── Provided records

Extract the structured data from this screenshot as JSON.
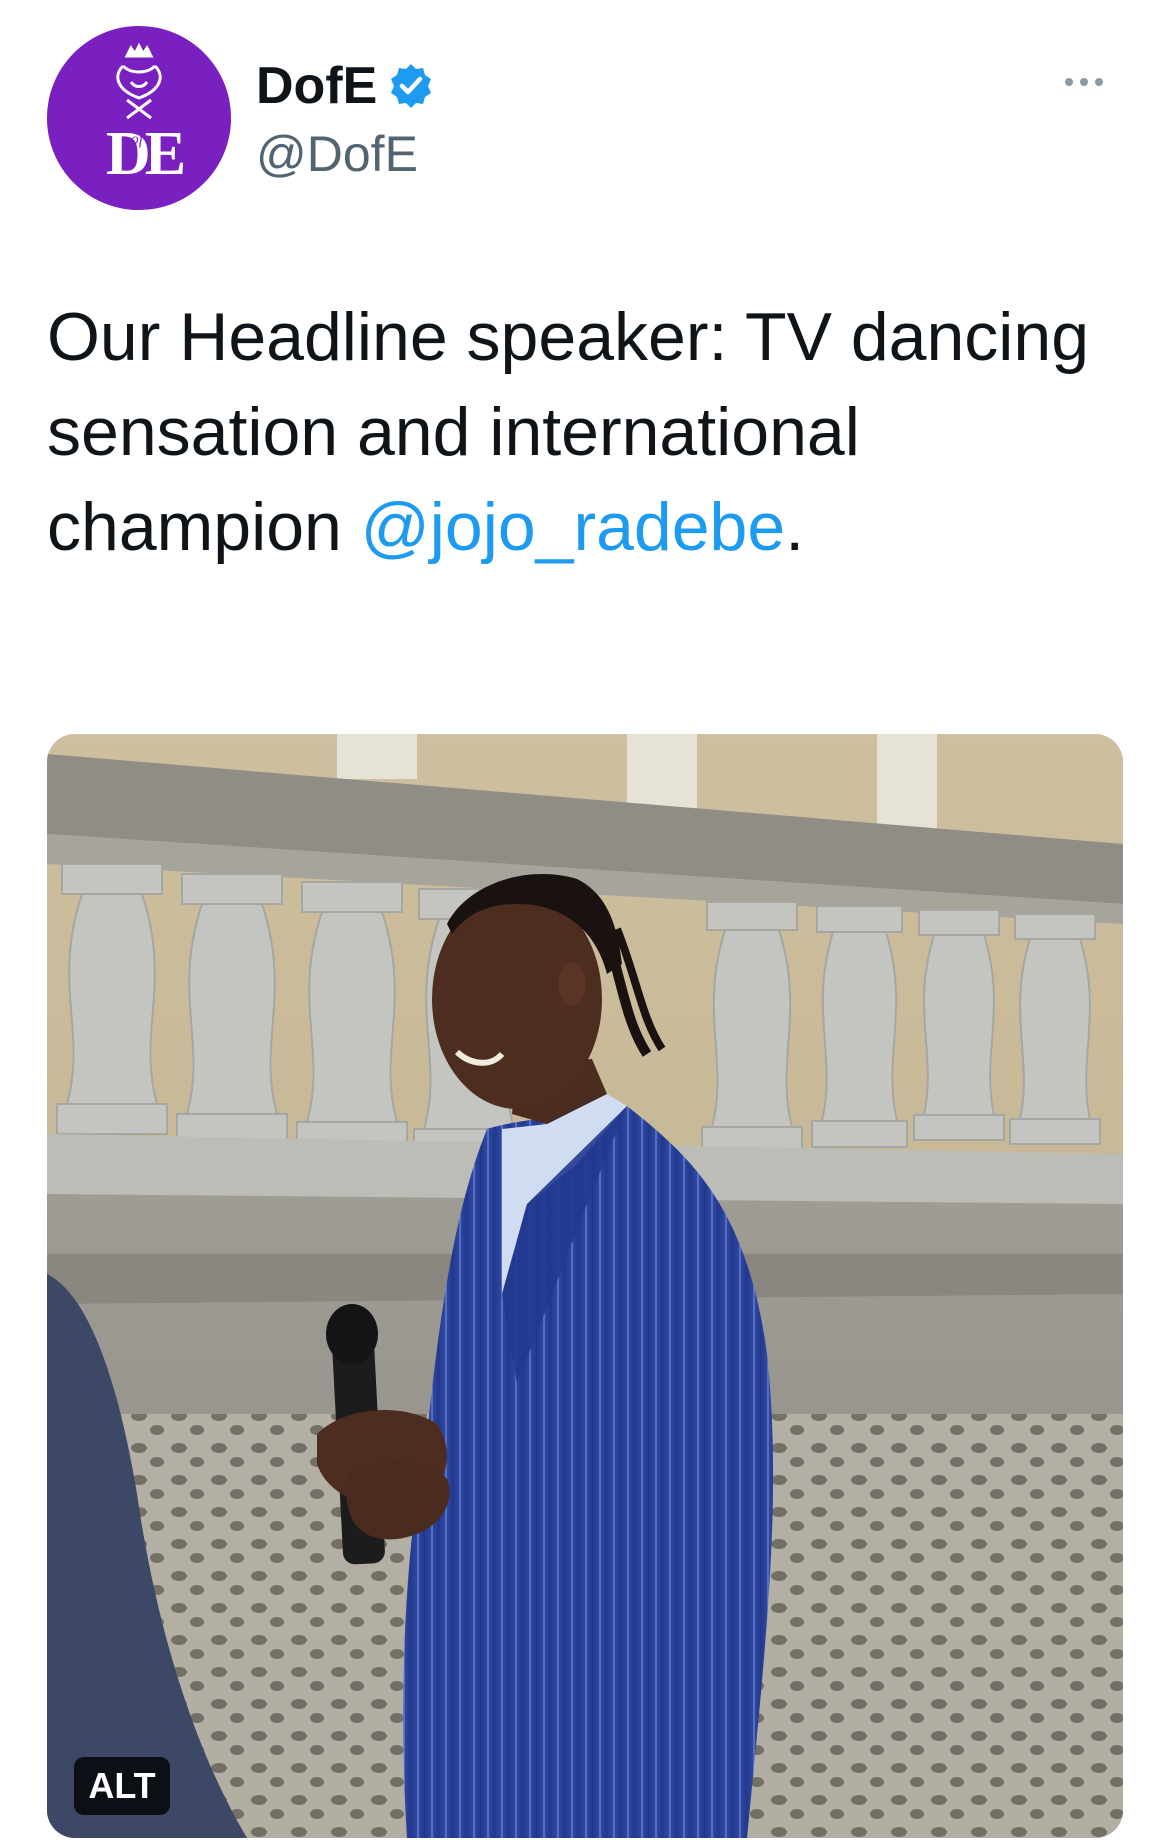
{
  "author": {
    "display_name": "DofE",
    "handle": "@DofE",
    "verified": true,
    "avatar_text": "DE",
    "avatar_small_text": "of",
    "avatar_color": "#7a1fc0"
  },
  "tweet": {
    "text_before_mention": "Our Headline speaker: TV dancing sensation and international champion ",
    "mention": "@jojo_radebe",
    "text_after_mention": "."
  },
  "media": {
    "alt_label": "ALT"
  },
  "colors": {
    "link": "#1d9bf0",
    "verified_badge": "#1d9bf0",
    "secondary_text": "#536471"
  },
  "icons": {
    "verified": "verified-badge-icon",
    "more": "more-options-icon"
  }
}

────

**Written task:** Leave the pictures out, and print every line of the listing exactly as written.

**The answer:**
Extract the structured data from this screenshot as JSON.
{
  "author": {
    "display_name": "DofE",
    "handle": "@DofE",
    "verified": true,
    "avatar_text": "DE",
    "avatar_small_text": "of",
    "avatar_color": "#7a1fc0"
  },
  "tweet": {
    "text_before_mention": "Our Headline speaker: TV dancing sensation and international champion ",
    "mention": "@jojo_radebe",
    "text_after_mention": "."
  },
  "media": {
    "alt_label": "ALT"
  },
  "colors": {
    "link": "#1d9bf0",
    "verified_badge": "#1d9bf0",
    "secondary_text": "#536471"
  },
  "icons": {
    "verified": "verified-badge-icon",
    "more": "more-options-icon"
  }
}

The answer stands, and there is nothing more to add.